## GOAL:
Filter the records below and copy every line containing the word "Jayet".

═════ SUPPLIED RECORDS

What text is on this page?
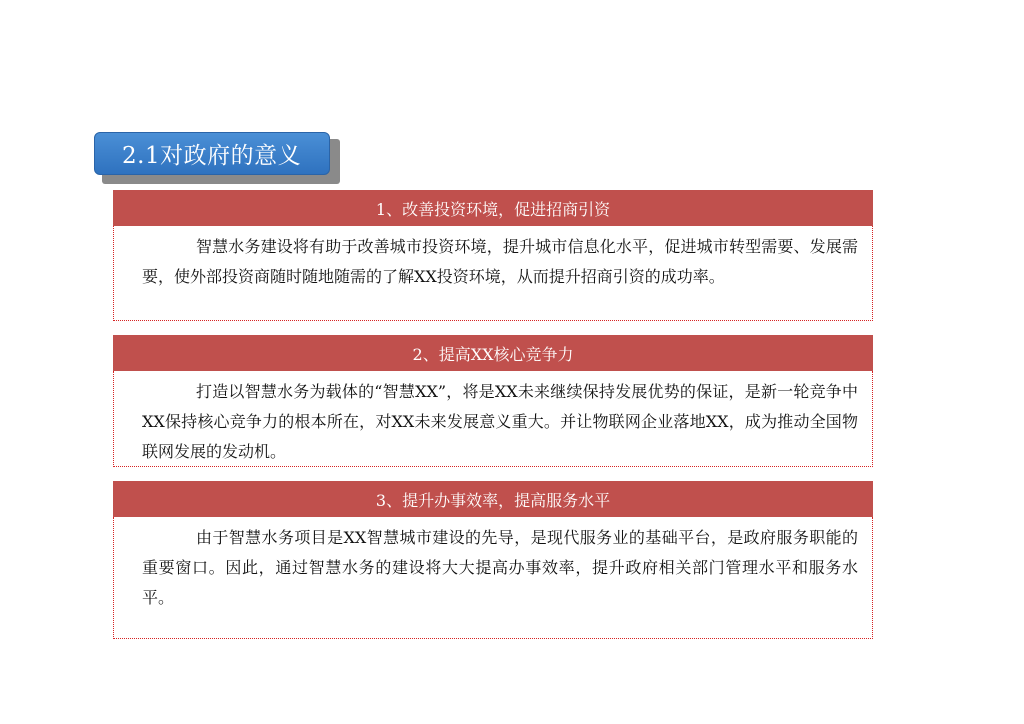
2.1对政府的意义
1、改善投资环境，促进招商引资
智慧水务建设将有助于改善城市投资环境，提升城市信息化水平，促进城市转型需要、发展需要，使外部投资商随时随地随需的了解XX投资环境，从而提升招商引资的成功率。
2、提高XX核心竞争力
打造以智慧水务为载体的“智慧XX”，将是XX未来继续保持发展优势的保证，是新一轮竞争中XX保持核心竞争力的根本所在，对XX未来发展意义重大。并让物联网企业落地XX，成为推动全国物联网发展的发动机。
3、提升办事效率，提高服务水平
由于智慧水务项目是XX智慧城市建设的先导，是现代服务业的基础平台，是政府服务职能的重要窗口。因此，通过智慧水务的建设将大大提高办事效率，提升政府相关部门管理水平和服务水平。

══════════
═════ SUPPLIED RECORDS

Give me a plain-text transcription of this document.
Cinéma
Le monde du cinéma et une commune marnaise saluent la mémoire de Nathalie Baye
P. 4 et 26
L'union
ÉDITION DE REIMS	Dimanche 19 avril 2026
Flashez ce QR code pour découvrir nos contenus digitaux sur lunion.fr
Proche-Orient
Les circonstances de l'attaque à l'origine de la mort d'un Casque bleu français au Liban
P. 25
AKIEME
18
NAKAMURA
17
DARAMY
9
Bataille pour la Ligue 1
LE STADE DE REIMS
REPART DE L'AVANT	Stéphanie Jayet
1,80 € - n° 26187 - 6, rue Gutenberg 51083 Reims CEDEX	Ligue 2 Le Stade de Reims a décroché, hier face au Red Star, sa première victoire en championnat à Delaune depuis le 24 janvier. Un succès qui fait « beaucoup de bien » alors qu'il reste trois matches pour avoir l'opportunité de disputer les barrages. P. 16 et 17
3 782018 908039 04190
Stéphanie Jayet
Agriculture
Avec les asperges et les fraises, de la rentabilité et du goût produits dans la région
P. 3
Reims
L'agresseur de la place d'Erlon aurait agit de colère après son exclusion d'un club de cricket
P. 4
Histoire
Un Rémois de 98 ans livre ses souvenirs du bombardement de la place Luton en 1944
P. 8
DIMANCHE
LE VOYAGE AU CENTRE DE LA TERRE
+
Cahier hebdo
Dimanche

══════════

## RESULT:
REPART DE L'AVANT	Stéphanie Jayet
Stéphanie Jayet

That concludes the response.